• **Set task**
All lines in which the word "Untitled" occurs are to be extracted.

• **Entries supplied**
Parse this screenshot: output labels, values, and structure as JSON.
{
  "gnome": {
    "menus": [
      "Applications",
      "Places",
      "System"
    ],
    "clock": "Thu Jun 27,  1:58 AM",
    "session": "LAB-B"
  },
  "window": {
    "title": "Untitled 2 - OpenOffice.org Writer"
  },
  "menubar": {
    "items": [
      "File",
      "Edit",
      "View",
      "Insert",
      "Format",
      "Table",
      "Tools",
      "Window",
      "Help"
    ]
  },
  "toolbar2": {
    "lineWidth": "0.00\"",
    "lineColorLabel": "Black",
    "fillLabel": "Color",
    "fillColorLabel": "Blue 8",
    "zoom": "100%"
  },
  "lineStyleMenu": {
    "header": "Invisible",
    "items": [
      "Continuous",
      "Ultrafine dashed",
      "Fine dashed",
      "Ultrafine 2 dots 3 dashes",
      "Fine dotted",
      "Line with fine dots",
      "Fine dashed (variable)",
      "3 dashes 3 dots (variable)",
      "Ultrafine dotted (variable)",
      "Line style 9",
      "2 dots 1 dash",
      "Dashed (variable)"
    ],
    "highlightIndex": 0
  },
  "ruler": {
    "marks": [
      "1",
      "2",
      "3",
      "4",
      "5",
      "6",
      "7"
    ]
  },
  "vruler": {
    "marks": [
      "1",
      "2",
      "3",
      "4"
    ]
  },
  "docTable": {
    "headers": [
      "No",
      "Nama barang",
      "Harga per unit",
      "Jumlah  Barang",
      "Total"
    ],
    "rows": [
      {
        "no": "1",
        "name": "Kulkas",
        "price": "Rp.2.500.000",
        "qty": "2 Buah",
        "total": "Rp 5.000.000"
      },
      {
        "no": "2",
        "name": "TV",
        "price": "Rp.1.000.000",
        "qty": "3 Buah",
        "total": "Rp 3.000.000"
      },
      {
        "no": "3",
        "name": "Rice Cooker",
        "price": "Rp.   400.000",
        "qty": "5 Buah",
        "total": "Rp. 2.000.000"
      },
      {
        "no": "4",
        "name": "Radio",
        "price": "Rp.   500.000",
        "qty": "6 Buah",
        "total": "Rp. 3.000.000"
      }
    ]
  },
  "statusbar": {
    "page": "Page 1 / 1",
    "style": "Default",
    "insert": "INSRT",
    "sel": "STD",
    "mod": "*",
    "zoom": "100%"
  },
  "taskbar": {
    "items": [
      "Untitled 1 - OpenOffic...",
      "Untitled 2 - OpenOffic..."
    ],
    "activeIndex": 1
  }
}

• **The completed task**
    "title": "Untitled 2 - OpenOffice.org Writer"
      "Untitled 1 - OpenOffic...",
      "Untitled 2 - OpenOffic..."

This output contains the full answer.